Omit all images. Transcribe the rest of the material below exactly.

===== RECORDS TO PROCESS

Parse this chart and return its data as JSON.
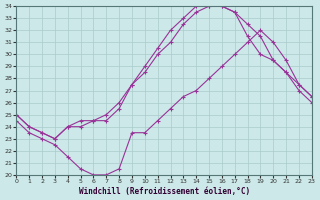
{
  "title": "",
  "xlabel": "Windchill (Refroidissement éolien,°C)",
  "ylabel": "",
  "xlim": [
    0,
    23
  ],
  "ylim": [
    20,
    34
  ],
  "yticks": [
    20,
    21,
    22,
    23,
    24,
    25,
    26,
    27,
    28,
    29,
    30,
    31,
    32,
    33,
    34
  ],
  "xticks": [
    0,
    1,
    2,
    3,
    4,
    5,
    6,
    7,
    8,
    9,
    10,
    11,
    12,
    13,
    14,
    15,
    16,
    17,
    18,
    19,
    20,
    21,
    22,
    23
  ],
  "background_color": "#cce8e8",
  "line_color": "#993399",
  "grid_color": "#aacccc",
  "line1_x": [
    0,
    1,
    2,
    3,
    4,
    5,
    6,
    7,
    8,
    9,
    10,
    11,
    12,
    13,
    14,
    15,
    16,
    17,
    18,
    19,
    20,
    21,
    22,
    23
  ],
  "line1_y": [
    25.0,
    24.0,
    23.5,
    23.0,
    24.0,
    24.0,
    24.5,
    24.5,
    25.5,
    27.5,
    28.5,
    30.0,
    31.0,
    32.5,
    33.5,
    34.0,
    34.0,
    33.5,
    31.5,
    30.0,
    29.5,
    28.5,
    27.5,
    26.5
  ],
  "line2_x": [
    0,
    1,
    2,
    3,
    4,
    5,
    6,
    7,
    8,
    9,
    10,
    11,
    12,
    13,
    14,
    15,
    16,
    17,
    18,
    19,
    20,
    21,
    22,
    23
  ],
  "line2_y": [
    25.0,
    24.0,
    23.5,
    23.0,
    24.0,
    24.5,
    24.5,
    25.0,
    26.0,
    27.5,
    29.0,
    30.5,
    32.0,
    33.0,
    34.0,
    34.0,
    34.0,
    33.5,
    32.5,
    31.5,
    29.5,
    28.5,
    27.0,
    26.0
  ],
  "line3_x": [
    0,
    1,
    2,
    3,
    4,
    5,
    6,
    7,
    8,
    9,
    10,
    11,
    12,
    13,
    14,
    15,
    16,
    17,
    18,
    19,
    20,
    21,
    22,
    23
  ],
  "line3_y": [
    24.5,
    23.5,
    23.0,
    22.5,
    21.5,
    20.5,
    20.0,
    20.0,
    20.5,
    23.5,
    23.5,
    24.5,
    25.5,
    26.5,
    27.0,
    28.0,
    29.0,
    30.0,
    31.0,
    32.0,
    31.0,
    29.5,
    27.5,
    26.5
  ]
}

==========

FULL RESPONSE:
Parse this chart and return its data as JSON.
{
  "title": "",
  "xlabel": "Windchill (Refroidissement éolien,°C)",
  "ylabel": "",
  "xlim": [
    0,
    23
  ],
  "ylim": [
    20,
    34
  ],
  "yticks": [
    20,
    21,
    22,
    23,
    24,
    25,
    26,
    27,
    28,
    29,
    30,
    31,
    32,
    33,
    34
  ],
  "xticks": [
    0,
    1,
    2,
    3,
    4,
    5,
    6,
    7,
    8,
    9,
    10,
    11,
    12,
    13,
    14,
    15,
    16,
    17,
    18,
    19,
    20,
    21,
    22,
    23
  ],
  "background_color": "#cce8e8",
  "line_color": "#993399",
  "grid_color": "#aacccc",
  "line1_x": [
    0,
    1,
    2,
    3,
    4,
    5,
    6,
    7,
    8,
    9,
    10,
    11,
    12,
    13,
    14,
    15,
    16,
    17,
    18,
    19,
    20,
    21,
    22,
    23
  ],
  "line1_y": [
    25.0,
    24.0,
    23.5,
    23.0,
    24.0,
    24.0,
    24.5,
    24.5,
    25.5,
    27.5,
    28.5,
    30.0,
    31.0,
    32.5,
    33.5,
    34.0,
    34.0,
    33.5,
    31.5,
    30.0,
    29.5,
    28.5,
    27.5,
    26.5
  ],
  "line2_x": [
    0,
    1,
    2,
    3,
    4,
    5,
    6,
    7,
    8,
    9,
    10,
    11,
    12,
    13,
    14,
    15,
    16,
    17,
    18,
    19,
    20,
    21,
    22,
    23
  ],
  "line2_y": [
    25.0,
    24.0,
    23.5,
    23.0,
    24.0,
    24.5,
    24.5,
    25.0,
    26.0,
    27.5,
    29.0,
    30.5,
    32.0,
    33.0,
    34.0,
    34.0,
    34.0,
    33.5,
    32.5,
    31.5,
    29.5,
    28.5,
    27.0,
    26.0
  ],
  "line3_x": [
    0,
    1,
    2,
    3,
    4,
    5,
    6,
    7,
    8,
    9,
    10,
    11,
    12,
    13,
    14,
    15,
    16,
    17,
    18,
    19,
    20,
    21,
    22,
    23
  ],
  "line3_y": [
    24.5,
    23.5,
    23.0,
    22.5,
    21.5,
    20.5,
    20.0,
    20.0,
    20.5,
    23.5,
    23.5,
    24.5,
    25.5,
    26.5,
    27.0,
    28.0,
    29.0,
    30.0,
    31.0,
    32.0,
    31.0,
    29.5,
    27.5,
    26.5
  ]
}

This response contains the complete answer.